## Exercise material

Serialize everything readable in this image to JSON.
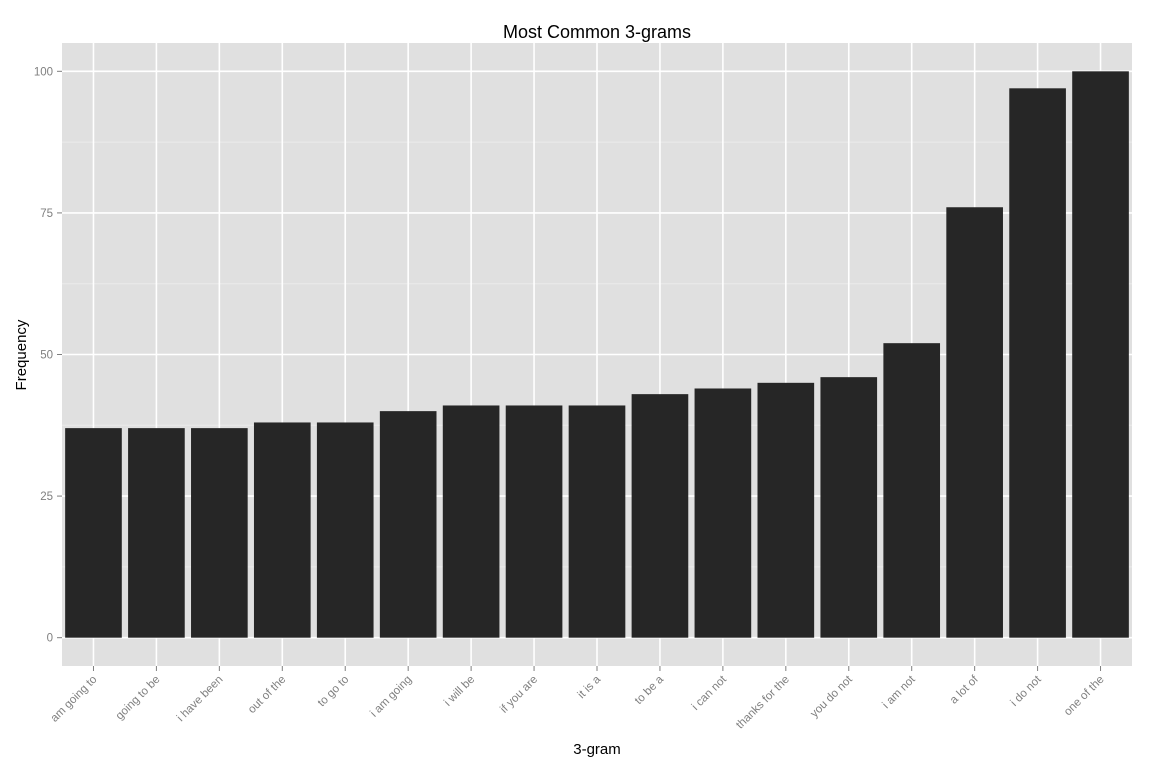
{
  "chart_data": {
    "type": "bar",
    "title": "Most Common 3-grams",
    "xlabel": "3-gram",
    "ylabel": "Frequency",
    "categories": [
      "am going to",
      "going to be",
      "i have been",
      "out of the",
      "to go to",
      "i am going",
      "i will be",
      "if you are",
      "it is a",
      "to be a",
      "i can not",
      "thanks for the",
      "you do not",
      "i am not",
      "a lot of",
      "i do not",
      "one of the"
    ],
    "values": [
      37,
      37,
      37,
      38,
      38,
      40,
      41,
      41,
      41,
      43,
      44,
      45,
      46,
      52,
      76,
      97,
      100
    ],
    "ylim": [
      -5,
      105
    ],
    "yticks": [
      0,
      25,
      50,
      75,
      100
    ],
    "grid": true,
    "legend": "none",
    "colors": {
      "bar": "#262626",
      "panel": "#e0e0e0",
      "grid_major": "#ffffff",
      "grid_minor": "#ebebeb",
      "tick_text": "#7f7f7f"
    }
  }
}
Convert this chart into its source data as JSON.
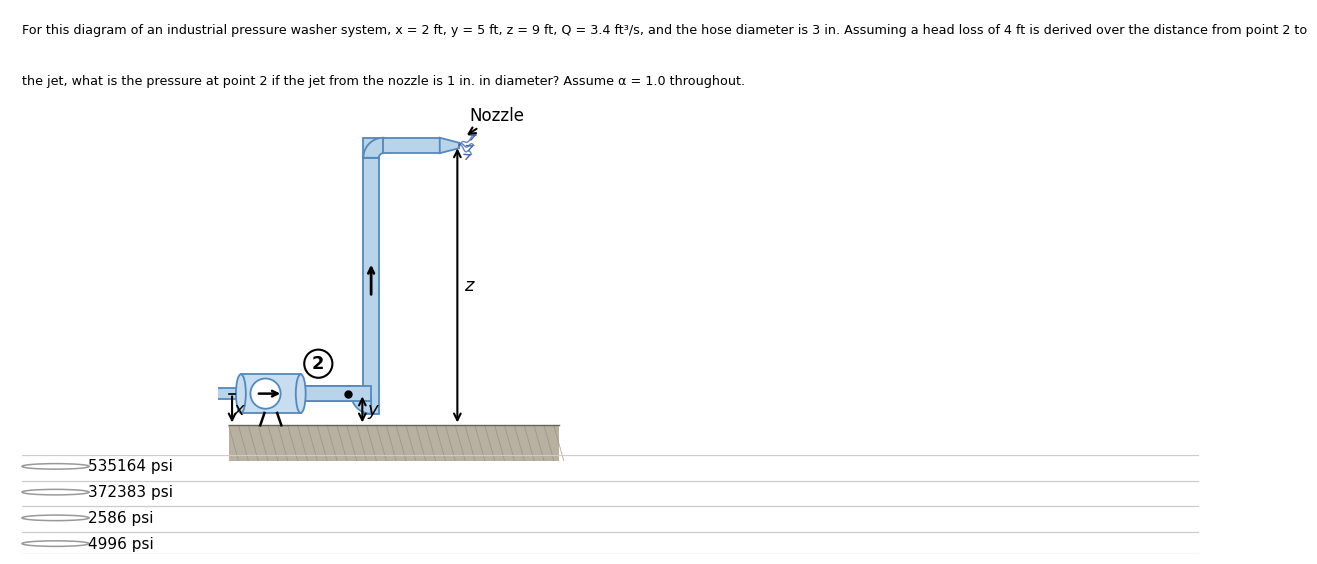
{
  "title_line1": "For this diagram of an industrial pressure washer system, x = 2 ft, y = 5 ft, z = 9 ft, Q = 3.4 ft³/s, and the hose diameter is 3 in. Assuming a head loss of 4 ft is derived over the distance from point 2 to",
  "title_line2": "the jet, what is the pressure at point 2 if the jet from the nozzle is 1 in. in diameter? Assume α = 1.0 throughout.",
  "options": [
    "535164 psi",
    "372383 psi",
    "2586 psi",
    "4996 psi"
  ],
  "bg_color": "#ffffff",
  "hose_fill": "#b8d4ea",
  "hose_edge": "#5588bb",
  "hose_dark": "#6699cc",
  "ground_fill": "#b8b0a0",
  "ground_hatch": "#999080",
  "pump_fill": "#c8ddf0",
  "pump_edge": "#5588bb",
  "arrow_color": "#000000",
  "nozzle_spray": "#4466aa"
}
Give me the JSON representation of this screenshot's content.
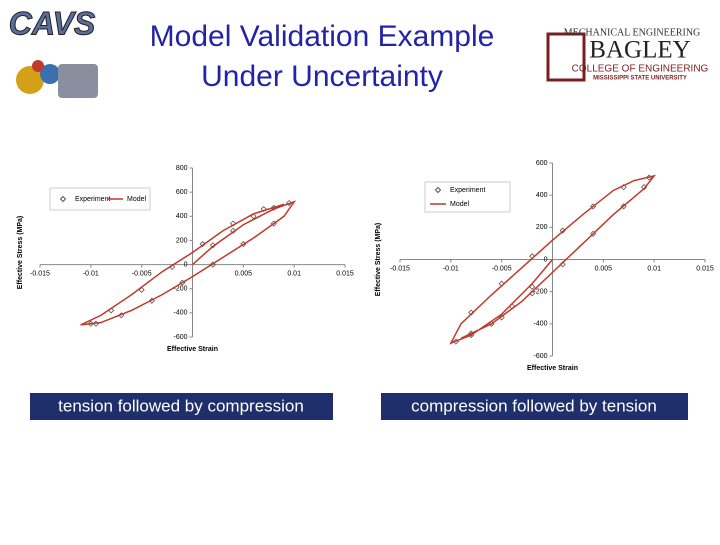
{
  "title": [
    "Model Validation Example",
    "Under Uncertainty"
  ],
  "logos": {
    "left": "CAVS",
    "right": [
      "MECHANICAL ENGINEERING",
      "BAGLEY",
      "COLLEGE OF ENGINEERING",
      "MISSISSIPPI STATE UNIVERSITY"
    ]
  },
  "captions": [
    "tension followed by compression",
    "compression followed by tension"
  ],
  "chart_data": [
    {
      "type": "line",
      "xlabel": "Effective Strain",
      "ylabel": "Effective Stress (MPa)",
      "xlim": [
        -0.015,
        0.015
      ],
      "xticks": [
        -0.015,
        -0.01,
        -0.005,
        0,
        0.005,
        0.01,
        0.015
      ],
      "ylim": [
        -600,
        800
      ],
      "yticks": [
        -600,
        -400,
        -200,
        0,
        200,
        400,
        600,
        800
      ],
      "legend": "upper left",
      "series": [
        {
          "name": "Experiment",
          "color": "#555555",
          "marker": "diamond",
          "x": [
            0.002,
            0.004,
            0.006,
            0.008,
            0.0095,
            0.008,
            0.005,
            0.002,
            -0.001,
            -0.004,
            -0.007,
            -0.0095,
            -0.01,
            -0.008,
            -0.005,
            -0.002,
            0.001,
            0.004,
            0.007
          ],
          "values": [
            160,
            280,
            400,
            470,
            510,
            340,
            170,
            0,
            -150,
            -300,
            -420,
            -490,
            -490,
            -380,
            -210,
            -20,
            170,
            340,
            460
          ]
        },
        {
          "name": "Model",
          "color": "#c0392b",
          "x": [
            0,
            0.002,
            0.005,
            0.008,
            0.01,
            0.009,
            0.006,
            0.003,
            0,
            -0.003,
            -0.006,
            -0.009,
            -0.011,
            -0.009,
            -0.006,
            -0.003,
            0,
            0.003,
            0.006,
            0.009
          ],
          "values": [
            0,
            150,
            330,
            460,
            520,
            400,
            220,
            60,
            -100,
            -250,
            -380,
            -480,
            -500,
            -420,
            -250,
            -60,
            100,
            280,
            420,
            500
          ]
        }
      ]
    },
    {
      "type": "line",
      "xlabel": "Effective Strain",
      "ylabel": "Effective Stress (MPa)",
      "xlim": [
        -0.015,
        0.015
      ],
      "xticks": [
        -0.015,
        -0.01,
        -0.005,
        0,
        0.005,
        0.01,
        0.015
      ],
      "ylim": [
        -600,
        600
      ],
      "yticks": [
        -600,
        -400,
        -200,
        0,
        200,
        400,
        600
      ],
      "legend": "upper left",
      "series": [
        {
          "name": "Experiment",
          "color": "#555555",
          "marker": "diamond",
          "x": [
            -0.002,
            -0.004,
            -0.006,
            -0.008,
            -0.0095,
            -0.008,
            -0.005,
            -0.002,
            0.001,
            0.004,
            0.007,
            0.0095,
            0.009,
            0.007,
            0.004,
            0.001,
            -0.002,
            -0.005,
            -0.008
          ],
          "values": [
            -170,
            -290,
            -400,
            -470,
            -510,
            -330,
            -150,
            20,
            180,
            330,
            450,
            510,
            450,
            330,
            160,
            -30,
            -210,
            -360,
            -460
          ]
        },
        {
          "name": "Model",
          "color": "#c0392b",
          "x": [
            0,
            -0.002,
            -0.005,
            -0.008,
            -0.01,
            -0.009,
            -0.006,
            -0.003,
            0,
            0.003,
            0.006,
            0.008,
            0.01,
            0.009,
            0.006,
            0.003,
            0,
            -0.003,
            -0.006,
            -0.009
          ],
          "values": [
            0,
            -150,
            -340,
            -470,
            -520,
            -400,
            -220,
            -50,
            120,
            280,
            430,
            490,
            520,
            440,
            280,
            100,
            -80,
            -260,
            -400,
            -490
          ]
        }
      ]
    }
  ]
}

## Required task
Repeat the material above in full and exactly, omitting the pictures.

## Full response
Serialize everything readable in this image to JSON.
{
  "chart_data": {
    "type": "bar",
    "title": "Most Common 3-grams",
    "xlabel": "3-gram",
    "ylabel": "Frequency",
    "categories": [
      "am going to",
      "going to be",
      "i have been",
      "out of the",
      "to go to",
      "i am going",
      "i will be",
      "if you are",
      "it is a",
      "to be a",
      "i can not",
      "thanks for the",
      "you do not",
      "i am not",
      "a lot of",
      "i do not",
      "one of the"
    ],
    "values": [
      37,
      37,
      37,
      38,
      38,
      40,
      41,
      41,
      41,
      43,
      44,
      45,
      46,
      52,
      76,
      97,
      100
    ],
    "ylim": [
      -5,
      105
    ],
    "yticks": [
      0,
      25,
      50,
      75,
      100
    ],
    "grid": true,
    "legend": "none",
    "colors": {
      "bar": "#262626",
      "panel": "#e0e0e0",
      "grid_major": "#ffffff",
      "grid_minor": "#ebebeb",
      "tick_text": "#7f7f7f"
    }
  }
}
Convert this chart into its source data as JSON.
{
  "title_line1": "For this diagram of an industrial pressure washer system, x = 2 ft, y = 5 ft, z = 9 ft, Q = 3.4 ft³/s, and the hose diameter is 3 in. Assuming a head loss of 4 ft is derived over the distance from point 2 to",
  "title_line2": "the jet, what is the pressure at point 2 if the jet from the nozzle is 1 in. in diameter? Assume α = 1.0 throughout.",
  "options": [
    "535164 psi",
    "372383 psi",
    "2586 psi",
    "4996 psi"
  ],
  "bg_color": "#ffffff",
  "hose_fill": "#b8d4ea",
  "hose_edge": "#5588bb",
  "hose_dark": "#6699cc",
  "ground_fill": "#b8b0a0",
  "ground_hatch": "#999080",
  "pump_fill": "#c8ddf0",
  "pump_edge": "#5588bb",
  "arrow_color": "#000000",
  "nozzle_spray": "#4466aa"
}
Give me the JSON representation of this screenshot's content.
{
  "title": [
    "Model Validation Example",
    "Under Uncertainty"
  ],
  "logos": {
    "left": "CAVS",
    "right": [
      "MECHANICAL ENGINEERING",
      "BAGLEY",
      "COLLEGE OF ENGINEERING",
      "MISSISSIPPI STATE UNIVERSITY"
    ]
  },
  "captions": [
    "tension followed by compression",
    "compression followed by tension"
  ],
  "chart_data": [
    {
      "type": "line",
      "xlabel": "Effective Strain",
      "ylabel": "Effective Stress (MPa)",
      "xlim": [
        -0.015,
        0.015
      ],
      "xticks": [
        -0.015,
        -0.01,
        -0.005,
        0,
        0.005,
        0.01,
        0.015
      ],
      "ylim": [
        -600,
        800
      ],
      "yticks": [
        -600,
        -400,
        -200,
        0,
        200,
        400,
        600,
        800
      ],
      "legend": "upper left",
      "series": [
        {
          "name": "Experiment",
          "color": "#555555",
          "marker": "diamond",
          "x": [
            0.002,
            0.004,
            0.006,
            0.008,
            0.0095,
            0.008,
            0.005,
            0.002,
            -0.001,
            -0.004,
            -0.007,
            -0.0095,
            -0.01,
            -0.008,
            -0.005,
            -0.002,
            0.001,
            0.004,
            0.007
          ],
          "values": [
            160,
            280,
            400,
            470,
            510,
            340,
            170,
            0,
            -150,
            -300,
            -420,
            -490,
            -490,
            -380,
            -210,
            -20,
            170,
            340,
            460
          ]
        },
        {
          "name": "Model",
          "color": "#c0392b",
          "x": [
            0,
            0.002,
            0.005,
            0.008,
            0.01,
            0.009,
            0.006,
            0.003,
            0,
            -0.003,
            -0.006,
            -0.009,
            -0.011,
            -0.009,
            -0.006,
            -0.003,
            0,
            0.003,
            0.006,
            0.009
          ],
          "values": [
            0,
            150,
            330,
            460,
            520,
            400,
            220,
            60,
            -100,
            -250,
            -380,
            -480,
            -500,
            -420,
            -250,
            -60,
            100,
            280,
            420,
            500
          ]
        }
      ]
    },
    {
      "type": "line",
      "xlabel": "Effective Strain",
      "ylabel": "Effective Stress (MPa)",
      "xlim": [
        -0.015,
        0.015
      ],
      "xticks": [
        -0.015,
        -0.01,
        -0.005,
        0,
        0.005,
        0.01,
        0.015
      ],
      "ylim": [
        -600,
        600
      ],
      "yticks": [
        -600,
        -400,
        -200,
        0,
        200,
        400,
        600
      ],
      "legend": "upper left",
      "series": [
        {
          "name": "Experiment",
          "color": "#555555",
          "marker": "diamond",
          "x": [
            -0.002,
            -0.004,
            -0.006,
            -0.008,
            -0.0095,
            -0.008,
            -0.005,
            -0.002,
            0.001,
            0.004,
            0.007,
            0.0095,
            0.009,
            0.007,
            0.004,
            0.001,
            -0.002,
            -0.005,
            -0.008
          ],
          "values": [
            -170,
            -290,
            -400,
            -470,
            -510,
            -330,
            -150,
            20,
            180,
            330,
            450,
            510,
            450,
            330,
            160,
            -30,
            -210,
            -360,
            -460
          ]
        },
        {
          "name": "Model",
          "color": "#c0392b",
          "x": [
            0,
            -0.002,
            -0.005,
            -0.008,
            -0.01,
            -0.009,
            -0.006,
            -0.003,
            0,
            0.003,
            0.006,
            0.008,
            0.01,
            0.009,
            0.006,
            0.003,
            0,
            -0.003,
            -0.006,
            -0.009
          ],
          "values": [
            0,
            -150,
            -340,
            -470,
            -520,
            -400,
            -220,
            -50,
            120,
            280,
            430,
            490,
            520,
            440,
            280,
            100,
            -80,
            -260,
            -400,
            -490
          ]
        }
      ]
    }
  ]
}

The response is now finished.